Read the records and gather each line that includes "expected".
* * *
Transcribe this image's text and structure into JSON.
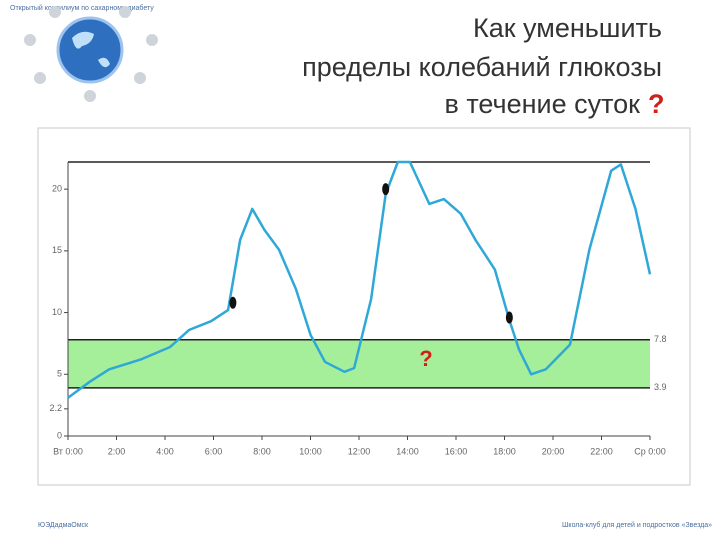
{
  "header": {
    "caption": "Открытый консилиум по сахарному диабету",
    "title_lines": [
      "Как уменьшить",
      "пределы колебаний глюкозы",
      "в течение суток"
    ],
    "title_mark": "?"
  },
  "chart_data": {
    "type": "line",
    "x": [
      0,
      0.9,
      1.7,
      3,
      4.2,
      5,
      5.9,
      6.6,
      7.1,
      7.6,
      8.1,
      8.7,
      9.4,
      10,
      10.6,
      11.4,
      11.8,
      12.5,
      13.1,
      13.6,
      14.1,
      14.9,
      15.5,
      16.2,
      16.8,
      17.6,
      18.2,
      18.6,
      19.1,
      19.7,
      20.7,
      21.5,
      22.4,
      22.8,
      23.4,
      24
    ],
    "series": [
      {
        "color": "#2fa8d8",
        "values": [
          3.1,
          4.4,
          5.4,
          6.2,
          7.2,
          8.6,
          9.3,
          10.2,
          15.9,
          18.4,
          16.7,
          15.1,
          11.9,
          8.2,
          6.0,
          5.2,
          5.5,
          11.1,
          19.6,
          22.2,
          22.2,
          18.8,
          19.2,
          18.0,
          15.9,
          13.5,
          9.4,
          7.0,
          5.0,
          5.4,
          7.4,
          15.1,
          21.5,
          22.0,
          18.4,
          13.1
        ]
      }
    ],
    "markers": {
      "x": [
        6.8,
        13.1,
        18.2
      ],
      "values": [
        10.8,
        20,
        9.6
      ],
      "color": "#111111"
    },
    "target_range": [
      3.9,
      7.8
    ],
    "band_color": "#a6ef9a",
    "annotation": "?",
    "xlim": [
      0,
      24
    ],
    "xticks": [
      {
        "value": 0,
        "label": "Вт 0:00"
      },
      {
        "value": 2,
        "label": "2:00"
      },
      {
        "value": 4,
        "label": "4:00"
      },
      {
        "value": 6,
        "label": "6:00"
      },
      {
        "value": 8,
        "label": "8:00"
      },
      {
        "value": 10,
        "label": "10:00"
      },
      {
        "value": 12,
        "label": "12:00"
      },
      {
        "value": 14,
        "label": "14:00"
      },
      {
        "value": 16,
        "label": "16:00"
      },
      {
        "value": 18,
        "label": "18:00"
      },
      {
        "value": 20,
        "label": "20:00"
      },
      {
        "value": 22,
        "label": "22:00"
      },
      {
        "value": 24,
        "label": "Ср 0:00"
      }
    ],
    "ylim": [
      0,
      22.2
    ],
    "yticks": [
      0,
      2.2,
      5,
      10,
      15,
      20
    ]
  },
  "footer": {
    "left": "ЮЭДадмаОмск",
    "right": "Школа-клуб для детей и подростков «Звезда»"
  }
}
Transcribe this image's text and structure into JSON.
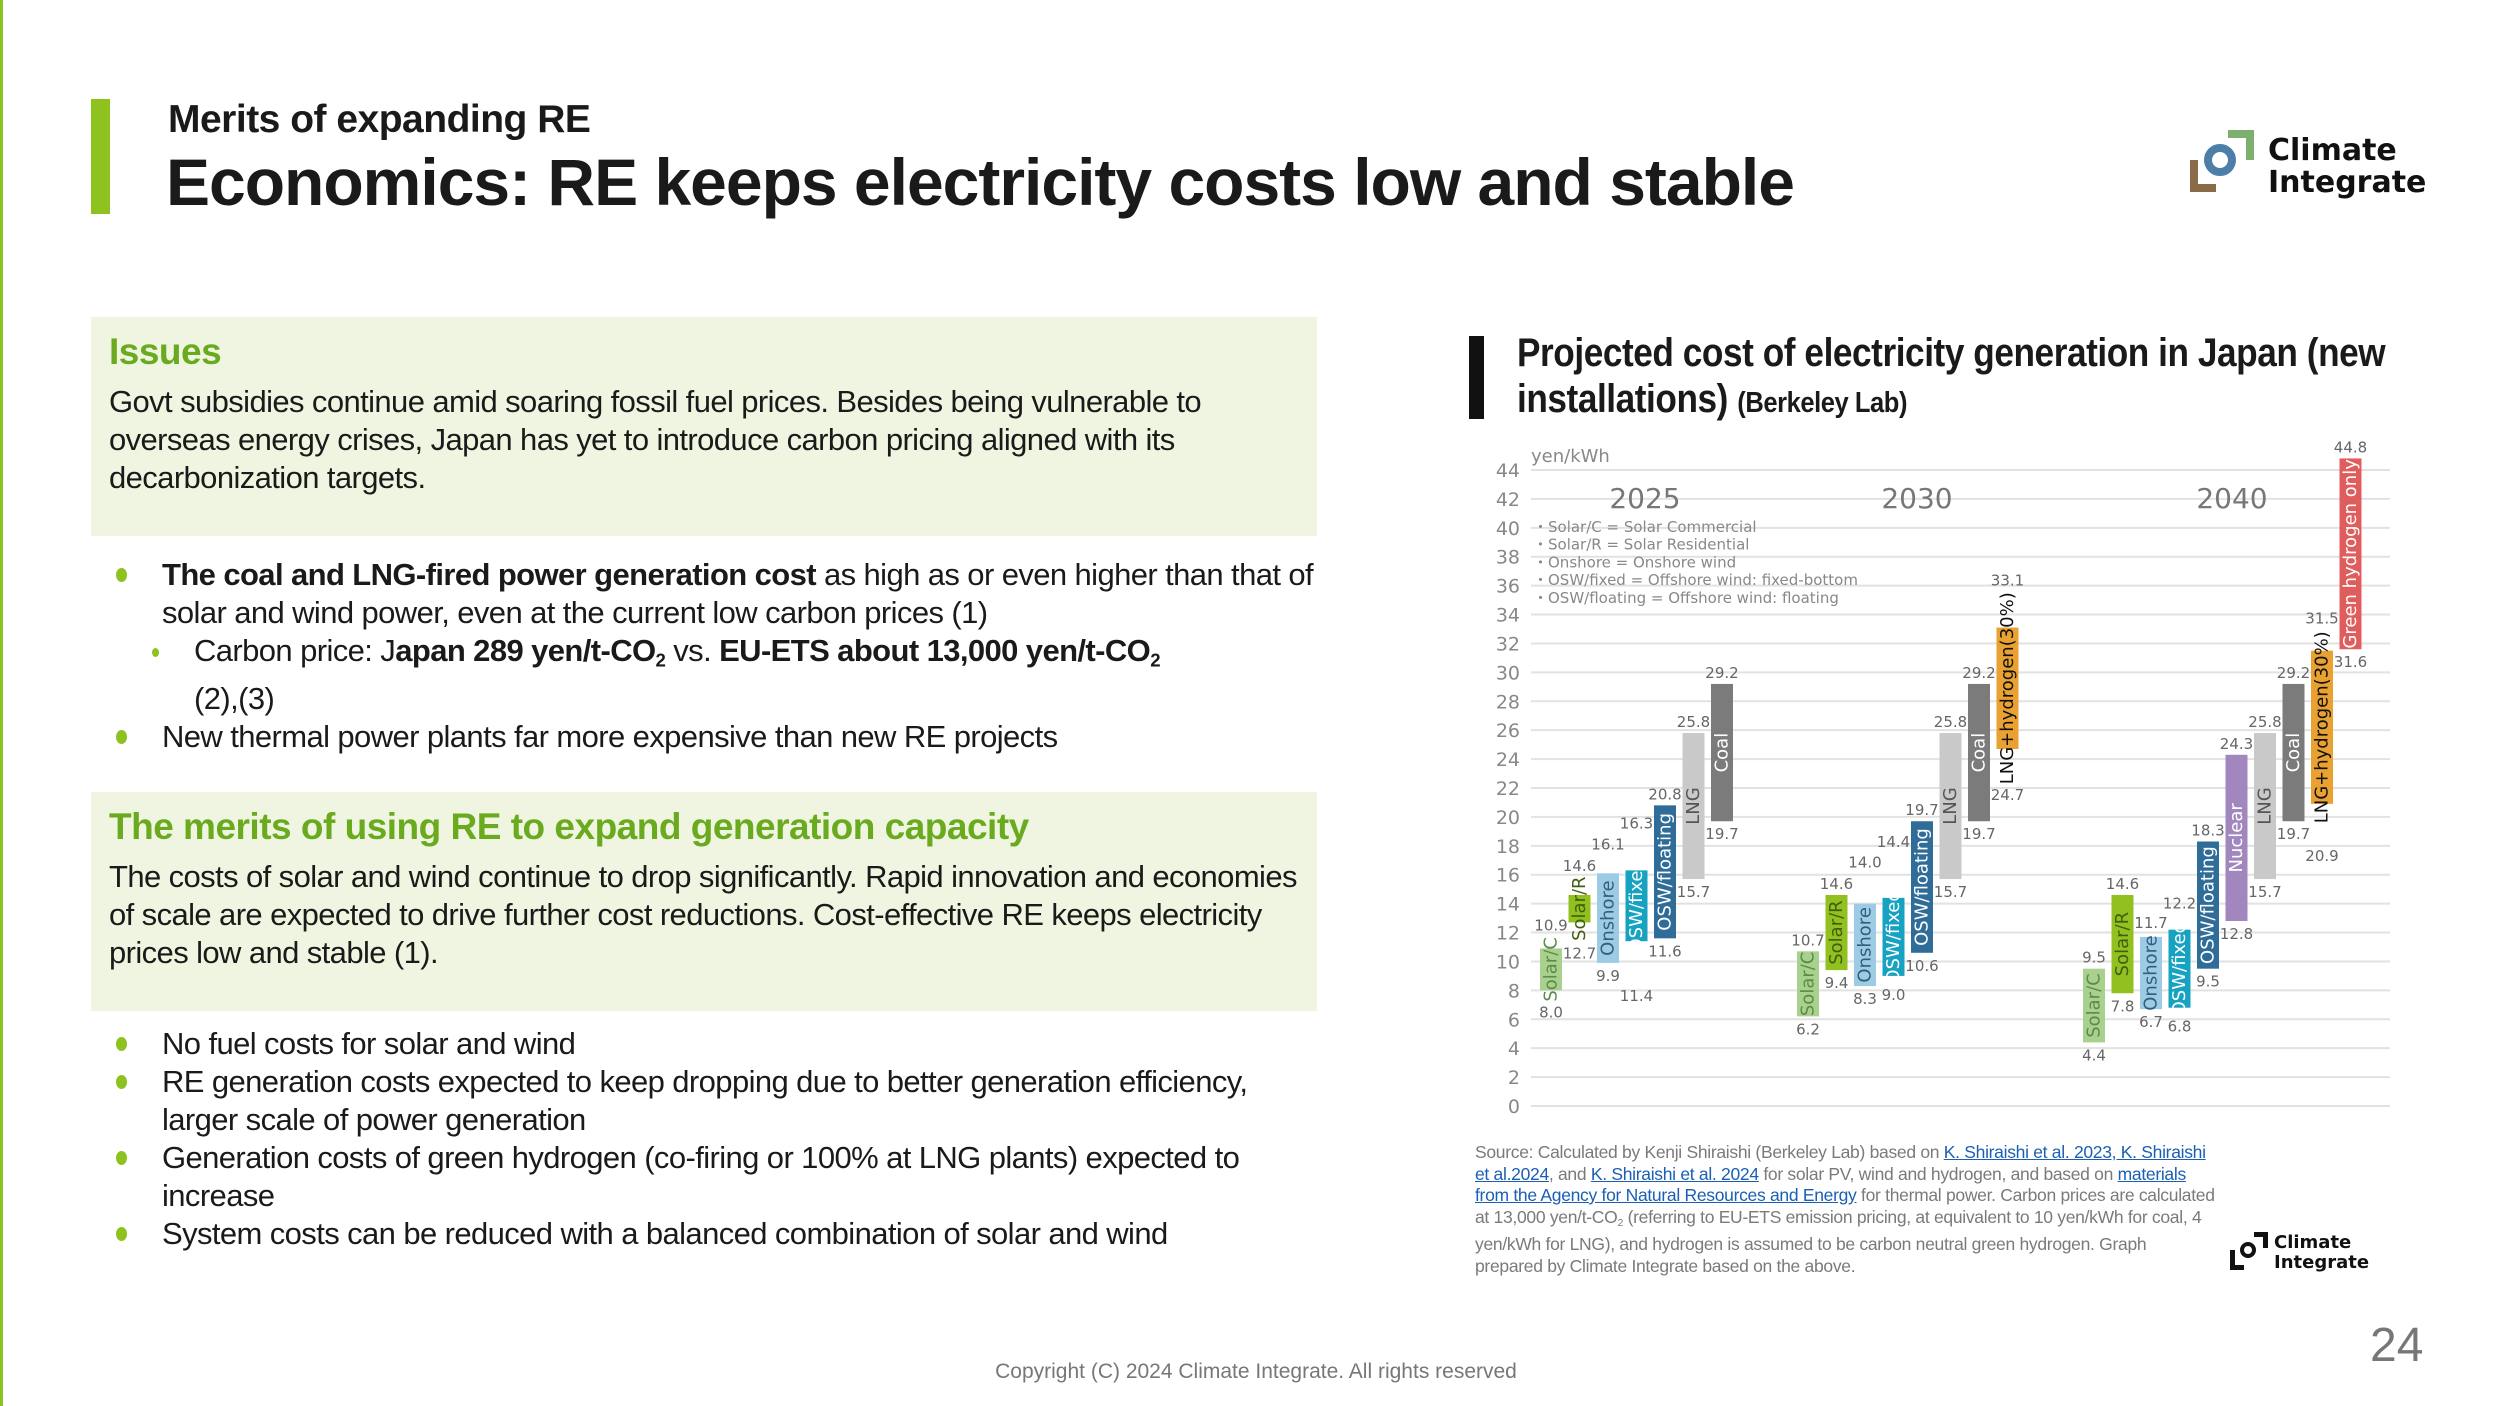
{
  "header": {
    "subtitle": "Merits of expanding RE",
    "title": "Economics: RE keeps electricity costs low and stable",
    "logo_text": [
      "Climate",
      "Integrate"
    ]
  },
  "issues": {
    "heading": "Issues",
    "body": "Govt subsidies continue amid soaring fossil fuel prices. Besides being vulnerable to overseas energy crises, Japan has yet to introduce carbon pricing aligned with its decarbonization targets."
  },
  "issues_bullets": {
    "b1_bold": "The coal and LNG-fired power generation cost",
    "b1_rest": " as high as or even higher than that of solar and wind power, even at the current low carbon prices (1)",
    "sub_prefix": "Carbon price: J",
    "sub_bold1": "apan 289 yen/t-CO",
    "sub_vs": " vs. ",
    "sub_bold2": "EU-ETS  about 13,000 yen/t-CO",
    "sub_co2_sub": "2",
    "sub_refs": "(2),(3)",
    "b2": "New thermal power plants far more expensive than new RE projects"
  },
  "merits": {
    "heading": "The merits of using RE to expand generation capacity",
    "body": "The costs of solar and wind continue to drop significantly. Rapid innovation and economies of scale are expected to drive further cost reductions. Cost-effective RE keeps electricity prices low and stable (1)."
  },
  "merits_bullets": [
    "No fuel costs for solar and wind",
    "RE generation costs expected to keep dropping due to better generation efficiency, larger scale of power generation",
    "Generation costs of green hydrogen (co-firing or 100% at LNG plants) expected to increase",
    "System costs can be reduced with a balanced combination of solar and wind"
  ],
  "chart_title": {
    "main": "Projected cost of electricity generation in Japan (new installations)",
    "source": "(Berkeley Lab)"
  },
  "chart_data": {
    "type": "bar",
    "subtype": "floating-range",
    "ylabel": "yen/kWh",
    "ylim": [
      0,
      44
    ],
    "yticks": [
      0,
      2,
      4,
      6,
      8,
      10,
      12,
      14,
      16,
      18,
      20,
      22,
      24,
      26,
      28,
      30,
      32,
      34,
      36,
      38,
      40,
      42,
      44
    ],
    "grid": true,
    "notes": [
      "・Solar/C = Solar Commercial",
      "・Solar/R = Solar Residential",
      "・Onshore = Onshore wind",
      "・OSW/fixed = Offshore wind: fixed-bottom",
      "・OSW/floating = Offshore wind: floating"
    ],
    "colors": {
      "Solar/C": "#a9d18e",
      "Solar/R": "#92c01f",
      "Onshore": "#9dcbe3",
      "OSW/fixed": "#17a2c2",
      "OSW/floating": "#2f6d98",
      "LNG": "#c9c9c9",
      "Coal": "#7b7b7b",
      "LNG+hydrogen(30%)": "#e9a131",
      "Nuclear": "#a287bf",
      "Green hydrogen only": "#e05d5d"
    },
    "groups": [
      {
        "year": "2025",
        "bars": [
          {
            "name": "Solar/C",
            "low": 8.0,
            "high": 10.9
          },
          {
            "name": "Solar/R",
            "low": 12.7,
            "high": 14.6
          },
          {
            "name": "Onshore",
            "low": 9.9,
            "high": 16.1
          },
          {
            "name": "OSW/fixed",
            "low": 11.4,
            "high": 16.3
          },
          {
            "name": "OSW/floating",
            "low": 11.6,
            "high": 20.8
          },
          {
            "name": "LNG",
            "low": 15.7,
            "high": 25.8
          },
          {
            "name": "Coal",
            "low": 19.7,
            "high": 29.2
          }
        ]
      },
      {
        "year": "2030",
        "bars": [
          {
            "name": "Solar/C",
            "low": 6.2,
            "high": 10.7
          },
          {
            "name": "Solar/R",
            "low": 9.4,
            "high": 14.6
          },
          {
            "name": "Onshore",
            "low": 8.3,
            "high": 14.0
          },
          {
            "name": "OSW/fixed",
            "low": 9.0,
            "high": 14.4
          },
          {
            "name": "OSW/floating",
            "low": 10.6,
            "high": 19.7
          },
          {
            "name": "LNG",
            "low": 15.7,
            "high": 25.8
          },
          {
            "name": "Coal",
            "low": 19.7,
            "high": 29.2
          },
          {
            "name": "LNG+hydrogen(30%)",
            "low": 24.7,
            "high": 33.1
          }
        ]
      },
      {
        "year": "2040",
        "bars": [
          {
            "name": "Solar/C",
            "low": 4.4,
            "high": 9.5
          },
          {
            "name": "Solar/R",
            "low": 7.8,
            "high": 14.6
          },
          {
            "name": "Onshore",
            "low": 6.7,
            "high": 11.7
          },
          {
            "name": "OSW/fixed",
            "low": 6.8,
            "high": 12.2
          },
          {
            "name": "OSW/floating",
            "low": 9.5,
            "high": 18.3
          },
          {
            "name": "Nuclear",
            "low": 12.8,
            "high": 24.3
          },
          {
            "name": "LNG",
            "low": 15.7,
            "high": 25.8
          },
          {
            "name": "Coal",
            "low": 19.7,
            "high": 29.2
          },
          {
            "name": "LNG+hydrogen(30%)",
            "low": 20.9,
            "high": 31.5
          },
          {
            "name": "Green hydrogen only",
            "low": 31.6,
            "high": 44.8
          }
        ]
      }
    ]
  },
  "source": {
    "t1": "Source: Calculated by Kenji Shiraishi (Berkeley Lab) based on ",
    "l1": "K. Shiraishi et al. 2023, K. Shiraishi et al.2024",
    "t2": ", and ",
    "l2": "K. Shiraishi et al. 2024",
    "t3": " for solar PV, wind and hydrogen, and based on ",
    "l3": "materials from the Agency for Natural Resources and Energy",
    "t4": " for thermal power. Carbon prices are calculated at 13,000 yen/t-CO",
    "t4_sub": "2",
    "t5": " (referring to EU-ETS emission pricing, at equivalent to 10 yen/kWh for coal, 4 yen/kWh for LNG), and hydrogen is assumed to be carbon neutral green hydrogen. Graph prepared by Climate Integrate based on the above."
  },
  "footer": {
    "page_number": "24",
    "copyright": "Copyright (C) 2024 Climate Integrate. All rights reserved"
  }
}
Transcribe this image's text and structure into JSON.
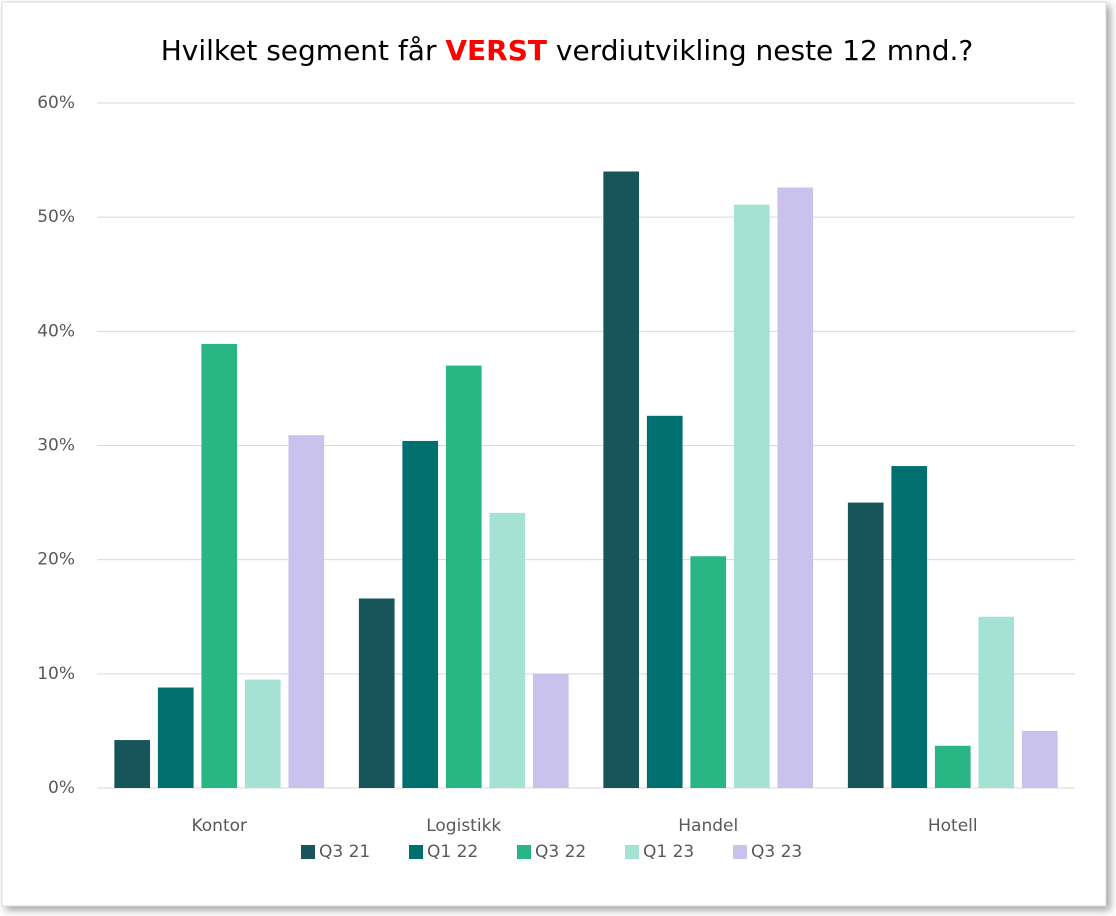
* * *
> RESPONSE
    "body": "The costs of solar and wind continue to drop significantly. Rapid innovation and economies of scale are expected to drive further cost reductions. Cost-effective RE keeps electricity prices low and stable (1)."
    "RE generation costs expected to keep dropping due to better generation efficiency, larger scale of power generation",
    "Generation costs of green hydrogen (co-firing or 100% at LNG plants) expected to increase",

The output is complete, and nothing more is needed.